::: RECORDS PROVIDED

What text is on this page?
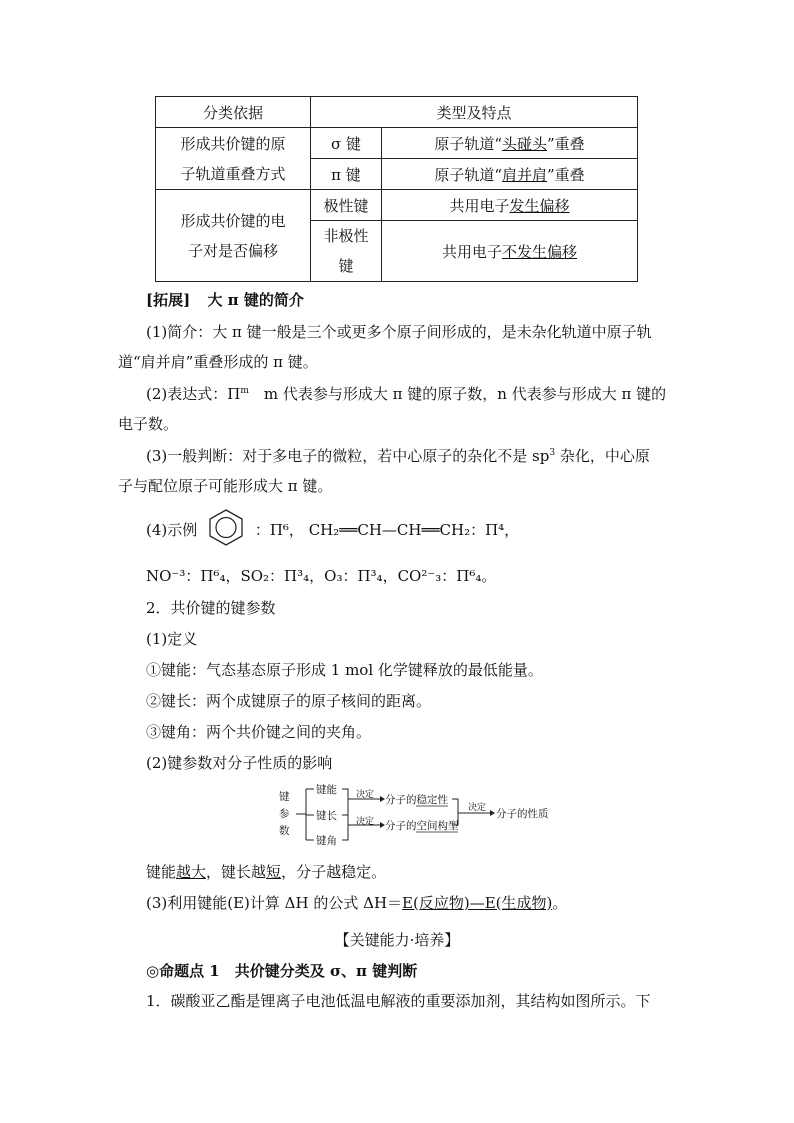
分类依据	类型及特点	

形成共价键的原
子轨道重叠方式	σ 键	原子轨道“头碰头”重叠
	π 键	原子轨道“肩并肩”重叠

形成共价键的电
子对是否偏移	极性键	共用电子发生偏移

	非极性
键	共用电子不发生偏移
[拓展] 大 π 键的简介
(1)简介：大 π 键一般是三个或更多个原子间形成的，是未杂化轨道中原子轨
道“肩并肩”重叠形成的 π 键。
(2)表达式：$\Pi^m$　m 代表参与形成大 π 键的原子数，n 代表参与形成大 π 键的
电子数。
(3)一般判断：对于多电子的微粒，若中心原子的杂化不是 $sp^3$ 杂化，中心原
子与配位原子可能形成大 π 键。
(4)示例	：Π⁶， CH₂══CH—CH══CH₂：Π⁴，
NO⁻³：Π⁶₄，SO₂：Π³₄，O₃：Π³₄，CO²⁻₃：Π⁶₄。
2．共价键的键参数
(1)定义
①键能：气态基态原子形成 1 mol 化学键释放的最低能量。
②键长：两个成键原子的原子核间的距离。
③键角：两个共价键之间的夹角。
(2)键参数对分子性质的影响
键
参
数
键能
键长
键角
决定
决定
分子的稳定性
分子的空间构型
决定 分子的性质
键能越大，键长越短，分子越稳定。
(3)利用键能(E)计算 ΔH 的公式 ΔH＝E(反应物)—E(生成物)。
【关键能力·培养】
◎命题点 1　共价键分类及 σ、π 键判断
1．碳酸亚乙酯是锂离子电池低温电解液的重要添加剂，其结构如图所示。下
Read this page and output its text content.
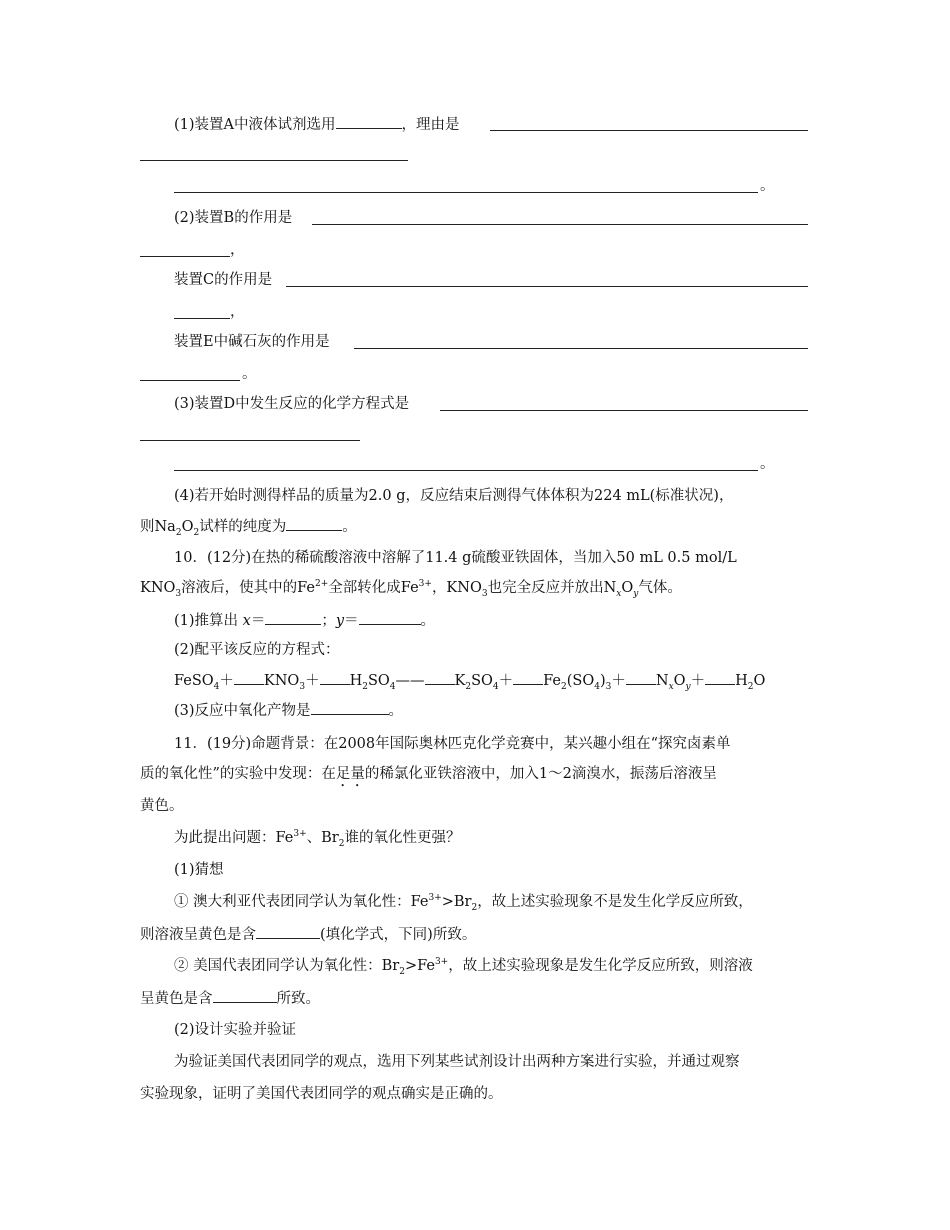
(1)装置A中液体试剂选用	，理由是
。
(2)装置B的作用是
，
装置C的作用是
，
装置E中碱石灰的作用是
。
(3)装置D中发生反应的化学方程式是
。
(4)若开始时测得样品的质量为2.0 g，反应结束后测得气体体积为224 mL(标准状况)，
则$Na_2O_2$试样的纯度为	。
10．(12分)在热的稀硫酸溶液中溶解了11.4 g硫酸亚铁固体，当加入50 mL 0.5 mol/L
$KNO_3$溶液后，使其中的$Fe^{2+}$全部转化成$Fe^{3+}$，$KNO_3$也完全反应并放出$N_xO_y$气体。
(1)推算出 x＝	；y＝	。
(2)配平该反应的方程式：
FeSO$_4$＋ $KNO_3+$ $H_2SO_4——$ $K_2SO_4+ Fe_2(SO_4)_3+ N_xO_y+ H_2O$
(3)反应中氧化产物是	。
11．(19分)命题背景：在2008年国际奥林匹克化学竞赛中，某兴趣小组在“探究卤素单
质的氧化性”的实验中发现：在足量的稀氯化亚铁溶液中，加入1～2滴溴水，振荡后溶液呈
黄色。
为此提出问题：$Fe^{3+}$、$Br_2$谁的氧化性更强？
(1)猜想
① 澳大利亚代表团同学认为氧化性：$Fe^{3+}>Br_2$，故上述实验现象不是发生化学反应所致，
则溶液呈黄色是含	(填化学式，下同)所致。
② 美国代表团同学认为氧化性：$Br_2>Fe^{3+}$，故上述实验现象是发生化学反应所致，则溶液
呈黄色是含	所致。
(2)设计实验并验证
为验证美国代表团同学的观点，选用下列某些试剂设计出两种方案进行实验，并通过观察
实验现象，证明了美国代表团同学的观点确实是正确的。
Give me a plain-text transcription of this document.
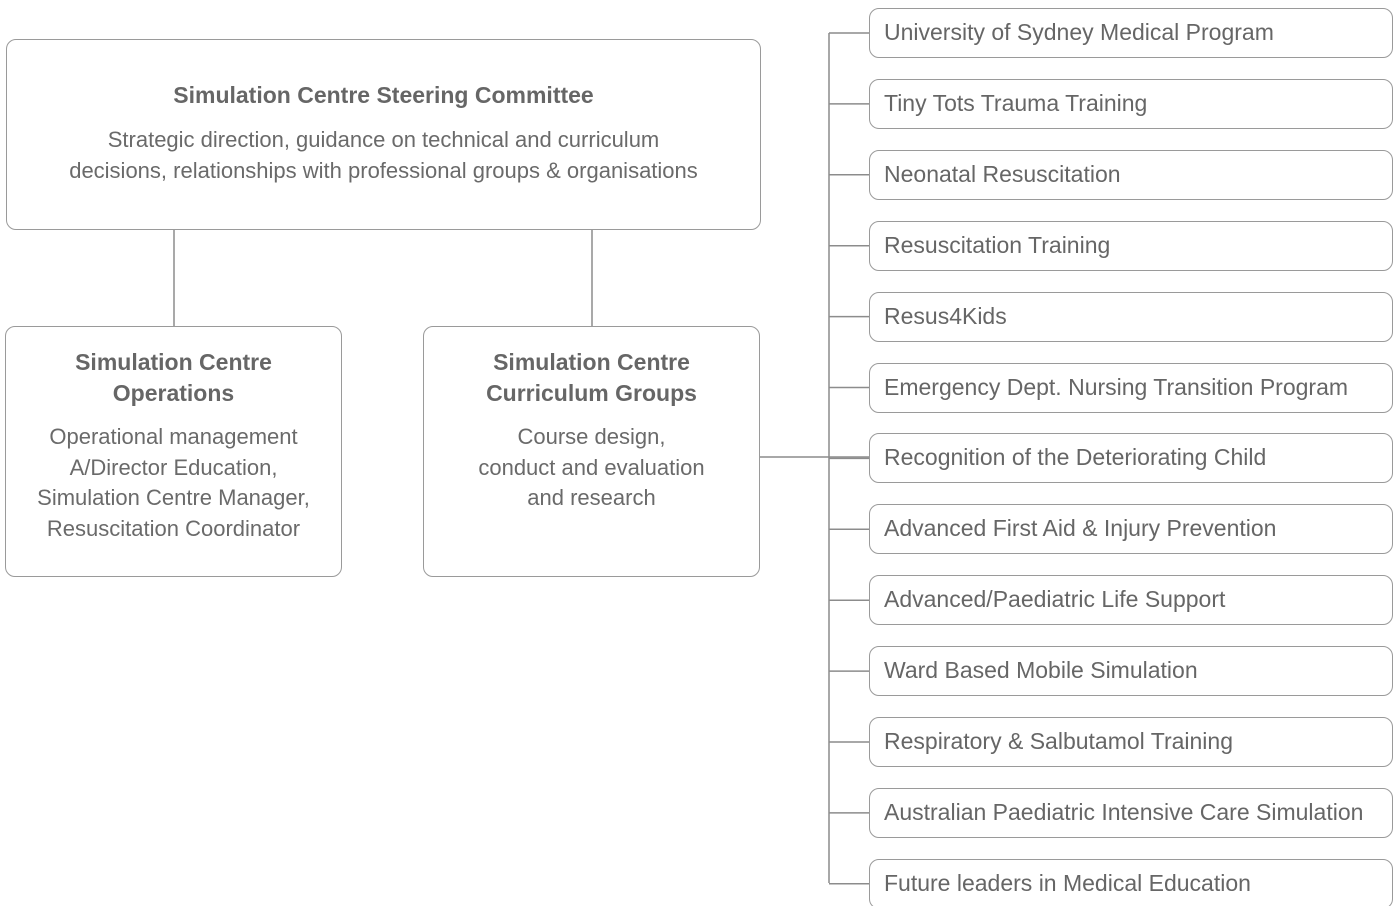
Simulation Centre Steering Committee
Strategic direction, guidance on technical and curriculum
decisions, relationships with professional groups & organisations
Simulation Centre
Operations
Operational management
A/Director Education,
Simulation Centre Manager,
Resuscitation Coordinator
Simulation Centre
Curriculum Groups
Course design,
conduct and evaluation
and research
University of Sydney Medical Program
Tiny Tots Trauma Training
Neonatal Resuscitation
Resuscitation Training
Resus4Kids
Emergency Dept. Nursing Transition Program
Recognition of the Deteriorating Child
Advanced First Aid & Injury Prevention
Advanced/Paediatric Life Support
Ward Based Mobile Simulation
Respiratory & Salbutamol Training
Australian Paediatric Intensive Care Simulation
Future leaders in Medical Education
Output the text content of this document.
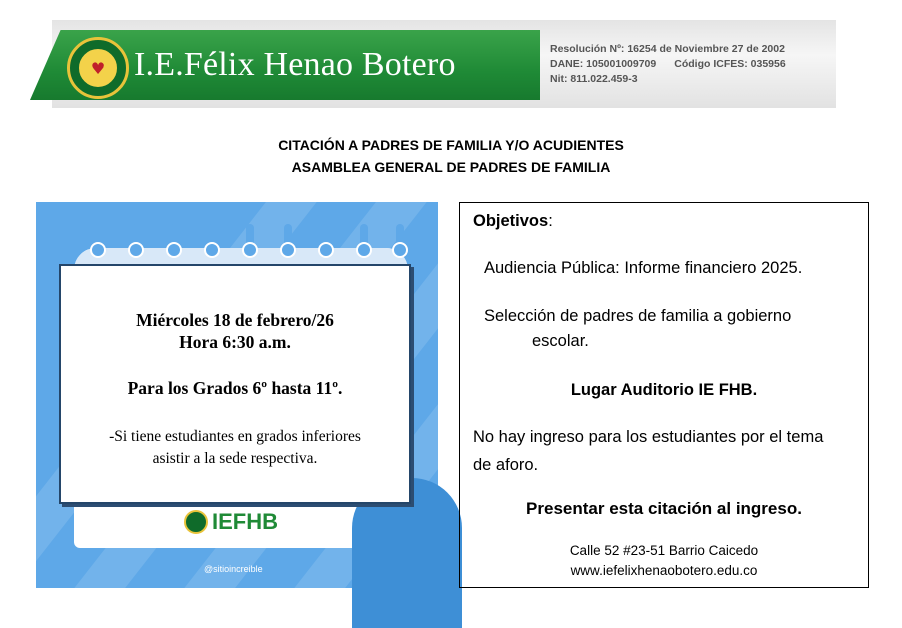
♥ I.E.Félix Henao Botero	Resolución Nº: 16254 de Noviembre 27 de 2002
DANE: 105001009709 Código ICFES: 035956
Nit: 811.022.459-3
CITACIÓN A PADRES DE FAMILIA Y/O ACUDIENTES
ASAMBLEA GENERAL DE PADRES DE FAMILIA
Miércoles 18 de febrero/26
Hora 6:30 a.m.
Para los Grados 6º hasta 11º.
-Si tiene estudiantes en grados inferiores
asistir a la sede respectiva.
IEFHB
@sitioincreible
Objetivos:
Audiencia Pública: Informe financiero 2025.
Selección de padres de familia a gobierno
escolar.
Lugar Auditorio IE FHB.
No hay ingreso para los estudiantes por el tema
de aforo.
Presentar esta citación al ingreso.
Calle 52 #23-51 Barrio Caicedo
www.iefelixhenaobotero.edu.co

::::::

**PROBLEM DETAILS**
Return every line of the preceding records in which the word "Centre" appears.

**EXERCISE OUTPUT**
Simulation Centre Steering Committee
Simulation Centre
Simulation Centre Manager,
Simulation Centre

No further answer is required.